● TASK INSTRUCTIONS
Check each line for the word "that" and give how many have it. Say nothing else.

● MATERIAL FOR THIS EXERCISE
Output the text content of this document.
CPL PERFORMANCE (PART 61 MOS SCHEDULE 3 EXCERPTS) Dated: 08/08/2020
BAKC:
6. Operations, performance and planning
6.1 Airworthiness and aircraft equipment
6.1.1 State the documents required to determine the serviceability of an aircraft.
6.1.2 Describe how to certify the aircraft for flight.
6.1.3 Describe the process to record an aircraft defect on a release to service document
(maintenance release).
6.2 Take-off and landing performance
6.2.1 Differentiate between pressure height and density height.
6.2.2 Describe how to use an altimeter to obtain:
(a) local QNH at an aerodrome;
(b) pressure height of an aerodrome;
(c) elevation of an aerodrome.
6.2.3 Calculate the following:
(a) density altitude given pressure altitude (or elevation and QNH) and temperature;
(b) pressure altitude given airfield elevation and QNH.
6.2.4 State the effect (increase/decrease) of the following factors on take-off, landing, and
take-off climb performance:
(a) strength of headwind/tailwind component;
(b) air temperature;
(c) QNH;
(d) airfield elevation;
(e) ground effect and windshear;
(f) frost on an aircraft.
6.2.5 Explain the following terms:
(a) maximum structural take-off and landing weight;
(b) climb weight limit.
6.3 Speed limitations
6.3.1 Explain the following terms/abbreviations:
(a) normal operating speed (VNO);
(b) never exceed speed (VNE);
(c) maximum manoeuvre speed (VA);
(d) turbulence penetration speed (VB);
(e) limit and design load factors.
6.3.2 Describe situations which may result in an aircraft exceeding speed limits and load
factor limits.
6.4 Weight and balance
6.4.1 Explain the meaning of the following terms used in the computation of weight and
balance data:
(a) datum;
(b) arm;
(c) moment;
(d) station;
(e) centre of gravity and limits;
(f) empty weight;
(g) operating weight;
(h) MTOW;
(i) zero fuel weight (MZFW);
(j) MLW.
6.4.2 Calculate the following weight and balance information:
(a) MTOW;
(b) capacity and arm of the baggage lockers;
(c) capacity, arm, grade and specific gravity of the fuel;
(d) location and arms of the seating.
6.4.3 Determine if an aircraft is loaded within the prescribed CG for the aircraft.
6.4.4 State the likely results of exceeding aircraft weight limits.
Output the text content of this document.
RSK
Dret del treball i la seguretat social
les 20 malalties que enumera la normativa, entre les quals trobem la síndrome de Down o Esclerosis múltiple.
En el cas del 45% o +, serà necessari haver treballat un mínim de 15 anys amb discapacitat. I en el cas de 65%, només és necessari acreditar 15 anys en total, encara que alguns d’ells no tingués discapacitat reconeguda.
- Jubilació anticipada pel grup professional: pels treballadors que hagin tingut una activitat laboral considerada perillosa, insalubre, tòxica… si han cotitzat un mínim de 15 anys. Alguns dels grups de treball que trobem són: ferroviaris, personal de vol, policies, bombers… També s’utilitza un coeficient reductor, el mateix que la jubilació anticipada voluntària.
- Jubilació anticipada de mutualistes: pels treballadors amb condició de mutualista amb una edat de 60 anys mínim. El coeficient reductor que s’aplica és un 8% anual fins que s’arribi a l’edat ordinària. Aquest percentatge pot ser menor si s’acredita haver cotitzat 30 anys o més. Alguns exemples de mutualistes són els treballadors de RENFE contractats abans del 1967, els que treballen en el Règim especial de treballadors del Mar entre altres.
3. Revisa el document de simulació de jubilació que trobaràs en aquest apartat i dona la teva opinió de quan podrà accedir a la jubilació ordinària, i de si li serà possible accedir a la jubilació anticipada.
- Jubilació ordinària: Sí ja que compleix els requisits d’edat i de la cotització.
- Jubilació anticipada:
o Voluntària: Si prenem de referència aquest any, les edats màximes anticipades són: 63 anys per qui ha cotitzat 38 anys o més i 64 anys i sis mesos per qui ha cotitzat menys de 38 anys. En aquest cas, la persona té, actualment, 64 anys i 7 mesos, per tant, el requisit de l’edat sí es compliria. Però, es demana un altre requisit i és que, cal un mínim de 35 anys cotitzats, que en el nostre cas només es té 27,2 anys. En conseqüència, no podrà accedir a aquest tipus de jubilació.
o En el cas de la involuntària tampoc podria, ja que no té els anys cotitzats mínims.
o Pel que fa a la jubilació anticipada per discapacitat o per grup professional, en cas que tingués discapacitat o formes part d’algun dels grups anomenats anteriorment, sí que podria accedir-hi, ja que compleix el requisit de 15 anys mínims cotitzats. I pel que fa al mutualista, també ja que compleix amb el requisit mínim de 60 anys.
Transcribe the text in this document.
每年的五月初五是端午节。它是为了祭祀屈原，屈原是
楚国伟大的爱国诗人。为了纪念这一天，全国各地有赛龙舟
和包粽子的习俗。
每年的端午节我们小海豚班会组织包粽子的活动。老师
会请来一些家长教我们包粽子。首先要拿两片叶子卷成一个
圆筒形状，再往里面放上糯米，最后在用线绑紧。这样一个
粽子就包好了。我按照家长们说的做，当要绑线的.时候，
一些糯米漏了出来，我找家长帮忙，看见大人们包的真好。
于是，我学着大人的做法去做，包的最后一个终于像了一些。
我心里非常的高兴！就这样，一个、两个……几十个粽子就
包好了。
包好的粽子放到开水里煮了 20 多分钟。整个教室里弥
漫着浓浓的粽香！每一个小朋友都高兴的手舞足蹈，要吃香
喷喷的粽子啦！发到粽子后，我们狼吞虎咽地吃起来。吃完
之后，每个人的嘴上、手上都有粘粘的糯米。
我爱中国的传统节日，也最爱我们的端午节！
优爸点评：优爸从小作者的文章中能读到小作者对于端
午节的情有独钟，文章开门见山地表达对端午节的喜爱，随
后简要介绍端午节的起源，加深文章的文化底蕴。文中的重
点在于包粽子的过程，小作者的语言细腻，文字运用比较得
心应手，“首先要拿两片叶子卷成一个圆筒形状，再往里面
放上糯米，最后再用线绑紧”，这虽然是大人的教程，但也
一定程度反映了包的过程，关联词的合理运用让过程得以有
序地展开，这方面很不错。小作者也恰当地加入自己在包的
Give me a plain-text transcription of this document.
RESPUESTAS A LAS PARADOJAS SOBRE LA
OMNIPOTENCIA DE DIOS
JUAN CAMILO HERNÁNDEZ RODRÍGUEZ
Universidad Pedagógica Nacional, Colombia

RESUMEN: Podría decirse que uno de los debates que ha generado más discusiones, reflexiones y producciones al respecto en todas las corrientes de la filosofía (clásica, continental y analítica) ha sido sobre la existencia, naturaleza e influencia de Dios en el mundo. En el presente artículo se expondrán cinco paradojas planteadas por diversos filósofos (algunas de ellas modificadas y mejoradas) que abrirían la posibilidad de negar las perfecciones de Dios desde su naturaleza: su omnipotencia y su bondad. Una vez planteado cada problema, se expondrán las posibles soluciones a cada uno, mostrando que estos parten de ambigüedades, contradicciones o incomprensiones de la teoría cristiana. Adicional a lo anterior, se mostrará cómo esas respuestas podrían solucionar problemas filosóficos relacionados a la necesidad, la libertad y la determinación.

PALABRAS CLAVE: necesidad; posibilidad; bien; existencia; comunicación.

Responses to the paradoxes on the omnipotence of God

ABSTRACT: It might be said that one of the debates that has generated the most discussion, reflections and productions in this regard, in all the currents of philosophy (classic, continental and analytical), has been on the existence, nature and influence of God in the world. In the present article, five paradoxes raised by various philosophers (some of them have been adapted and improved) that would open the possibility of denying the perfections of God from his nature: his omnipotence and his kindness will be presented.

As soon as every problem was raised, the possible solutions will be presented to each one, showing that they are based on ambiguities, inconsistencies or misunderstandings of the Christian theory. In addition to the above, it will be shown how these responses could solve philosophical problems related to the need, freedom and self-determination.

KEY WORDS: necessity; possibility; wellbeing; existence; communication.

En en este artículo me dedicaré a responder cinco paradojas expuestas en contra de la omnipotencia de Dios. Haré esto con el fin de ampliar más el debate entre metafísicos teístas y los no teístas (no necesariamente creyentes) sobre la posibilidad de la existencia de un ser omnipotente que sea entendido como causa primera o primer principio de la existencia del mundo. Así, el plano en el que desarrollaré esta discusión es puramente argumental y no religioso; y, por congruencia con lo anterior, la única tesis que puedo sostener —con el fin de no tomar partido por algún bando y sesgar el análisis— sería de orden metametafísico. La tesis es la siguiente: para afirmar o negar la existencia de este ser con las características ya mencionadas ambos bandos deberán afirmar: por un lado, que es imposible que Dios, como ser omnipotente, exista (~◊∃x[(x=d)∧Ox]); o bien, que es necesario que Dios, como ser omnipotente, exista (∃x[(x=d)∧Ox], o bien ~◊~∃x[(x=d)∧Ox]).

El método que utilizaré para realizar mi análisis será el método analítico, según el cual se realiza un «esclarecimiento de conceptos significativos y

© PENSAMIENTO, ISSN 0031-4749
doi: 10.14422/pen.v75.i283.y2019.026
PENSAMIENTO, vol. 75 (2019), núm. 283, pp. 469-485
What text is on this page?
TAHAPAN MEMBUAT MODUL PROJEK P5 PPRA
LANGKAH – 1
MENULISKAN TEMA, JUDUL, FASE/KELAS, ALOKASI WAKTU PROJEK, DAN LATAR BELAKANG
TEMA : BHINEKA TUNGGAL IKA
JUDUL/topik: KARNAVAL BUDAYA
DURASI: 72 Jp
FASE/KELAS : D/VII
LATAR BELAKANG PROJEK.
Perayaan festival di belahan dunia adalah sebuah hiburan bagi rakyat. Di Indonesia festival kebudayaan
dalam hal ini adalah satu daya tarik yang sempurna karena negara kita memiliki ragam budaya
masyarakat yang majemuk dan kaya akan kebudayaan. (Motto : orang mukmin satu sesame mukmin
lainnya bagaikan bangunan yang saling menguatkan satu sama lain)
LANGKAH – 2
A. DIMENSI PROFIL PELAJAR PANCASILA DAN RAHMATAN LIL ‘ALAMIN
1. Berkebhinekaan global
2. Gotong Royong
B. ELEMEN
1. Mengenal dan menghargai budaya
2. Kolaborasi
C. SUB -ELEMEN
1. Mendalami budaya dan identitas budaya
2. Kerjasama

● RIGHT ANSWER
2